DATA ROWS:
--- Start ---

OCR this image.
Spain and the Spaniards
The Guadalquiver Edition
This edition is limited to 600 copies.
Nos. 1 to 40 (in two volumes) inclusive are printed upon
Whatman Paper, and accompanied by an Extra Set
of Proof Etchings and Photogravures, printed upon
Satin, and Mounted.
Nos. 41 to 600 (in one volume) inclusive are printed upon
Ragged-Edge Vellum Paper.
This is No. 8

--- End ---

TASK PROMPT: List each line holding the string "upon".

ANSWER TO THE EXERCISE:
Nos. 1 to 40 (in two volumes) inclusive are printed upon
of Proof Etchings and Photogravures, printed upon
Nos. 41 to 600 (in one volume) inclusive are printed upon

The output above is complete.